PROBLEM DETAILS:
Each record must be reproduced exactly as it is shown.

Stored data

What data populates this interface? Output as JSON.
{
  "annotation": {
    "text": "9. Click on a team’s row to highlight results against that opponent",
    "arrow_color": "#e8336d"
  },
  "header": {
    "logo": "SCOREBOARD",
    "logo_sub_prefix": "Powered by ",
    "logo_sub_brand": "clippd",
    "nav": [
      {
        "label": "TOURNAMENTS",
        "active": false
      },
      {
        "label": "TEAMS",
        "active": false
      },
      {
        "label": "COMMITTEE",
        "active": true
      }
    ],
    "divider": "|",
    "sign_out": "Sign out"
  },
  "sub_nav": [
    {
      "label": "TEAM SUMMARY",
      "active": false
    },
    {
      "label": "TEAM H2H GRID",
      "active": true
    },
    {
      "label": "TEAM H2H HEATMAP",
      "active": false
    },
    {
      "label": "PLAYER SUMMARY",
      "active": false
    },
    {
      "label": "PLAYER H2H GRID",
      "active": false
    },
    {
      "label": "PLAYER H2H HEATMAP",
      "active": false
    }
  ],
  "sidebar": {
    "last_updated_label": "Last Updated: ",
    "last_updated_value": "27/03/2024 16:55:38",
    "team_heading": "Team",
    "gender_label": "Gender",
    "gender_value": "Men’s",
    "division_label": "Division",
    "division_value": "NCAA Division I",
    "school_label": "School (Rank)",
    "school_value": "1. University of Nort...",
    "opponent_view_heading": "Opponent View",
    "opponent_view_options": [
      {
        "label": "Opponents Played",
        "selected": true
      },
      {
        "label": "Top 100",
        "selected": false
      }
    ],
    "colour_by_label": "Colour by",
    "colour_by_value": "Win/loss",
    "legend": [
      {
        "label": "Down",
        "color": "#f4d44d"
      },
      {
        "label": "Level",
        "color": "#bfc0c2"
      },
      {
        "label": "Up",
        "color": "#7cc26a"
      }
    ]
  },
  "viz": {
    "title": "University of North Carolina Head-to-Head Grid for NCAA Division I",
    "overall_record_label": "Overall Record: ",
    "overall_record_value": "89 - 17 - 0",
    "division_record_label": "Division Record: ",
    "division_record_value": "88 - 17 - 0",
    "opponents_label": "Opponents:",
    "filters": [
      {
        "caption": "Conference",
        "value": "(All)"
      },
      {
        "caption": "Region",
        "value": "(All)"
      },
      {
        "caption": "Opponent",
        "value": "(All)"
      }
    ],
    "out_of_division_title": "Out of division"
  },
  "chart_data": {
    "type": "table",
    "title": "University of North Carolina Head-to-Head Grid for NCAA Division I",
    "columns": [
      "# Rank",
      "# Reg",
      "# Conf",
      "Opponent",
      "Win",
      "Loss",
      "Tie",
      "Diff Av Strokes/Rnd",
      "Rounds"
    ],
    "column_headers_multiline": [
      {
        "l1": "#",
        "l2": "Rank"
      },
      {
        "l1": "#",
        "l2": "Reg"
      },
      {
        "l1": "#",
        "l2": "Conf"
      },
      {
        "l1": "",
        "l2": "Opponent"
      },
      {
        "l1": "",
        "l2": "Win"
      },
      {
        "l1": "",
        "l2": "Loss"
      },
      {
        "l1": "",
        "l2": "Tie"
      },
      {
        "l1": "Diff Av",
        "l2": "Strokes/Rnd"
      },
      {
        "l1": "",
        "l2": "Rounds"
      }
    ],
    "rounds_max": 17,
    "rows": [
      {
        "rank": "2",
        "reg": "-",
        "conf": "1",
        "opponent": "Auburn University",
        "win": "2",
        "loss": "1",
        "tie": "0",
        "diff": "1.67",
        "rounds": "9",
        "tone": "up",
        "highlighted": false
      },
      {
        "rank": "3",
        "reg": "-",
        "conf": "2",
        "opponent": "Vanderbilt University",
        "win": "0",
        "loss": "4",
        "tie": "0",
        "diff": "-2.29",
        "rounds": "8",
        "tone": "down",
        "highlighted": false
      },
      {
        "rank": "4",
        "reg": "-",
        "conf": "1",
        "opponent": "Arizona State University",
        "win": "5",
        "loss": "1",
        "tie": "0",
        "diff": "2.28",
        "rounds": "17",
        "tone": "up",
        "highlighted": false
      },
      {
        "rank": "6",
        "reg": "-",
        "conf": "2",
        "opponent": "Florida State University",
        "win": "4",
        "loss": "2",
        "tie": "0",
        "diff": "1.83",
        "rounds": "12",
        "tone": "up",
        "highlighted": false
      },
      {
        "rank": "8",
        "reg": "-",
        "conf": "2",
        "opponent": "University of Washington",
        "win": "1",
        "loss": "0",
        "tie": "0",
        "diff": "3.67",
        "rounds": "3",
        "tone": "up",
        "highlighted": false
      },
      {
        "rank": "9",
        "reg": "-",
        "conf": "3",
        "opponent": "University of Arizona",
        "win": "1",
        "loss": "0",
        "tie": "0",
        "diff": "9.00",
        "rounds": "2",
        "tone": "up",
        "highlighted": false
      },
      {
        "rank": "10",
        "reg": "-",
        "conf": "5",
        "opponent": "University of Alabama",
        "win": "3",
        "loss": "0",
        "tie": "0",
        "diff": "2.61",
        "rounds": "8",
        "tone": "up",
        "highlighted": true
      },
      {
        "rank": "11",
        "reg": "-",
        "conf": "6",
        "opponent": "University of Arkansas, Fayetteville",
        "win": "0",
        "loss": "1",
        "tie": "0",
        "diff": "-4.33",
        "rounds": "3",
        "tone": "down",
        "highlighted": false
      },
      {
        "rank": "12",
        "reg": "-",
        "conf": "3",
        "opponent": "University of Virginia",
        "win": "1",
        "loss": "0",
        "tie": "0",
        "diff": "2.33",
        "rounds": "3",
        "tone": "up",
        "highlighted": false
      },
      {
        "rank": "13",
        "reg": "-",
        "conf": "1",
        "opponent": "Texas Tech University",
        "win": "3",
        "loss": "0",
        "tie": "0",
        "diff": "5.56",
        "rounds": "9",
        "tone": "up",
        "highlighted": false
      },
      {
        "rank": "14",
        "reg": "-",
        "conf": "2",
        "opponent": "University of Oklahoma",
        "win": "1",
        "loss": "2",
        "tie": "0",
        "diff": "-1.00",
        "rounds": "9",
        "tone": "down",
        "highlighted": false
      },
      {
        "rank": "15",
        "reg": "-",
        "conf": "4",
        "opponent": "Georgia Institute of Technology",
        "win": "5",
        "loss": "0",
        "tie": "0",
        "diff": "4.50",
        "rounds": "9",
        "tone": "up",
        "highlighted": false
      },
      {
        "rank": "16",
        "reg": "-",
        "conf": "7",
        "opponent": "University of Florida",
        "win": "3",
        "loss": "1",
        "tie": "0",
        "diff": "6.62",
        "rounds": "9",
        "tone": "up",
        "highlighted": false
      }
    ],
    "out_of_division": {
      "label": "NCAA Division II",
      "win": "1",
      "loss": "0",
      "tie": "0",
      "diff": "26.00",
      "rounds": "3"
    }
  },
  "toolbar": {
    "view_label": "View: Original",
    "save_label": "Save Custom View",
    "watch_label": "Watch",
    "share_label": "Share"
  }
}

REPLY:
What data populates this interface? Output as JSON.
{
  "annotation": {
    "text": "9. Click on a team’s row to highlight results against that opponent",
    "arrow_color": "#e8336d"
  },
  "header": {
    "logo": "SCOREBOARD",
    "logo_sub_prefix": "Powered by ",
    "logo_sub_brand": "clippd",
    "nav": [
      {
        "label": "TOURNAMENTS",
        "active": false
      },
      {
        "label": "TEAMS",
        "active": false
      },
      {
        "label": "COMMITTEE",
        "active": true
      }
    ],
    "divider": "|",
    "sign_out": "Sign out"
  },
  "sub_nav": [
    {
      "label": "TEAM SUMMARY",
      "active": false
    },
    {
      "label": "TEAM H2H GRID",
      "active": true
    },
    {
      "label": "TEAM H2H HEATMAP",
      "active": false
    },
    {
      "label": "PLAYER SUMMARY",
      "active": false
    },
    {
      "label": "PLAYER H2H GRID",
      "active": false
    },
    {
      "label": "PLAYER H2H HEATMAP",
      "active": false
    }
  ],
  "sidebar": {
    "last_updated_label": "Last Updated: ",
    "last_updated_value": "27/03/2024 16:55:38",
    "team_heading": "Team",
    "gender_label": "Gender",
    "gender_value": "Men’s",
    "division_label": "Division",
    "division_value": "NCAA Division I",
    "school_label": "School (Rank)",
    "school_value": "1. University of Nort...",
    "opponent_view_heading": "Opponent View",
    "opponent_view_options": [
      {
        "label": "Opponents Played",
        "selected": true
      },
      {
        "label": "Top 100",
        "selected": false
      }
    ],
    "colour_by_label": "Colour by",
    "colour_by_value": "Win/loss",
    "legend": [
      {
        "label": "Down",
        "color": "#f4d44d"
      },
      {
        "label": "Level",
        "color": "#bfc0c2"
      },
      {
        "label": "Up",
        "color": "#7cc26a"
      }
    ]
  },
  "viz": {
    "title": "University of North Carolina Head-to-Head Grid for NCAA Division I",
    "overall_record_label": "Overall Record: ",
    "overall_record_value": "89 - 17 - 0",
    "division_record_label": "Division Record: ",
    "division_record_value": "88 - 17 - 0",
    "opponents_label": "Opponents:",
    "filters": [
      {
        "caption": "Conference",
        "value": "(All)"
      },
      {
        "caption": "Region",
        "value": "(All)"
      },
      {
        "caption": "Opponent",
        "value": "(All)"
      }
    ],
    "out_of_division_title": "Out of division"
  },
  "chart_data": {
    "type": "table",
    "title": "University of North Carolina Head-to-Head Grid for NCAA Division I",
    "columns": [
      "# Rank",
      "# Reg",
      "# Conf",
      "Opponent",
      "Win",
      "Loss",
      "Tie",
      "Diff Av Strokes/Rnd",
      "Rounds"
    ],
    "column_headers_multiline": [
      {
        "l1": "#",
        "l2": "Rank"
      },
      {
        "l1": "#",
        "l2": "Reg"
      },
      {
        "l1": "#",
        "l2": "Conf"
      },
      {
        "l1": "",
        "l2": "Opponent"
      },
      {
        "l1": "",
        "l2": "Win"
      },
      {
        "l1": "",
        "l2": "Loss"
      },
      {
        "l1": "",
        "l2": "Tie"
      },
      {
        "l1": "Diff Av",
        "l2": "Strokes/Rnd"
      },
      {
        "l1": "",
        "l2": "Rounds"
      }
    ],
    "rounds_max": 17,
    "rows": [
      {
        "rank": "2",
        "reg": "-",
        "conf": "1",
        "opponent": "Auburn University",
        "win": "2",
        "loss": "1",
        "tie": "0",
        "diff": "1.67",
        "rounds": "9",
        "tone": "up",
        "highlighted": false
      },
      {
        "rank": "3",
        "reg": "-",
        "conf": "2",
        "opponent": "Vanderbilt University",
        "win": "0",
        "loss": "4",
        "tie": "0",
        "diff": "-2.29",
        "rounds": "8",
        "tone": "down",
        "highlighted": false
      },
      {
        "rank": "4",
        "reg": "-",
        "conf": "1",
        "opponent": "Arizona State University",
        "win": "5",
        "loss": "1",
        "tie": "0",
        "diff": "2.28",
        "rounds": "17",
        "tone": "up",
        "highlighted": false
      },
      {
        "rank": "6",
        "reg": "-",
        "conf": "2",
        "opponent": "Florida State University",
        "win": "4",
        "loss": "2",
        "tie": "0",
        "diff": "1.83",
        "rounds": "12",
        "tone": "up",
        "highlighted": false
      },
      {
        "rank": "8",
        "reg": "-",
        "conf": "2",
        "opponent": "University of Washington",
        "win": "1",
        "loss": "0",
        "tie": "0",
        "diff": "3.67",
        "rounds": "3",
        "tone": "up",
        "highlighted": false
      },
      {
        "rank": "9",
        "reg": "-",
        "conf": "3",
        "opponent": "University of Arizona",
        "win": "1",
        "loss": "0",
        "tie": "0",
        "diff": "9.00",
        "rounds": "2",
        "tone": "up",
        "highlighted": false
      },
      {
        "rank": "10",
        "reg": "-",
        "conf": "5",
        "opponent": "University of Alabama",
        "win": "3",
        "loss": "0",
        "tie": "0",
        "diff": "2.61",
        "rounds": "8",
        "tone": "up",
        "highlighted": true
      },
      {
        "rank": "11",
        "reg": "-",
        "conf": "6",
        "opponent": "University of Arkansas, Fayetteville",
        "win": "0",
        "loss": "1",
        "tie": "0",
        "diff": "-4.33",
        "rounds": "3",
        "tone": "down",
        "highlighted": false
      },
      {
        "rank": "12",
        "reg": "-",
        "conf": "3",
        "opponent": "University of Virginia",
        "win": "1",
        "loss": "0",
        "tie": "0",
        "diff": "2.33",
        "rounds": "3",
        "tone": "up",
        "highlighted": false
      },
      {
        "rank": "13",
        "reg": "-",
        "conf": "1",
        "opponent": "Texas Tech University",
        "win": "3",
        "loss": "0",
        "tie": "0",
        "diff": "5.56",
        "rounds": "9",
        "tone": "up",
        "highlighted": false
      },
      {
        "rank": "14",
        "reg": "-",
        "conf": "2",
        "opponent": "University of Oklahoma",
        "win": "1",
        "loss": "2",
        "tie": "0",
        "diff": "-1.00",
        "rounds": "9",
        "tone": "down",
        "highlighted": false
      },
      {
        "rank": "15",
        "reg": "-",
        "conf": "4",
        "opponent": "Georgia Institute of Technology",
        "win": "5",
        "loss": "0",
        "tie": "0",
        "diff": "4.50",
        "rounds": "9",
        "tone": "up",
        "highlighted": false
      },
      {
        "rank": "16",
        "reg": "-",
        "conf": "7",
        "opponent": "University of Florida",
        "win": "3",
        "loss": "1",
        "tie": "0",
        "diff": "6.62",
        "rounds": "9",
        "tone": "up",
        "highlighted": false
      }
    ],
    "out_of_division": {
      "label": "NCAA Division II",
      "win": "1",
      "loss": "0",
      "tie": "0",
      "diff": "26.00",
      "rounds": "3"
    }
  },
  "toolbar": {
    "view_label": "View: Original",
    "save_label": "Save Custom View",
    "watch_label": "Watch",
    "share_label": "Share"
  }
}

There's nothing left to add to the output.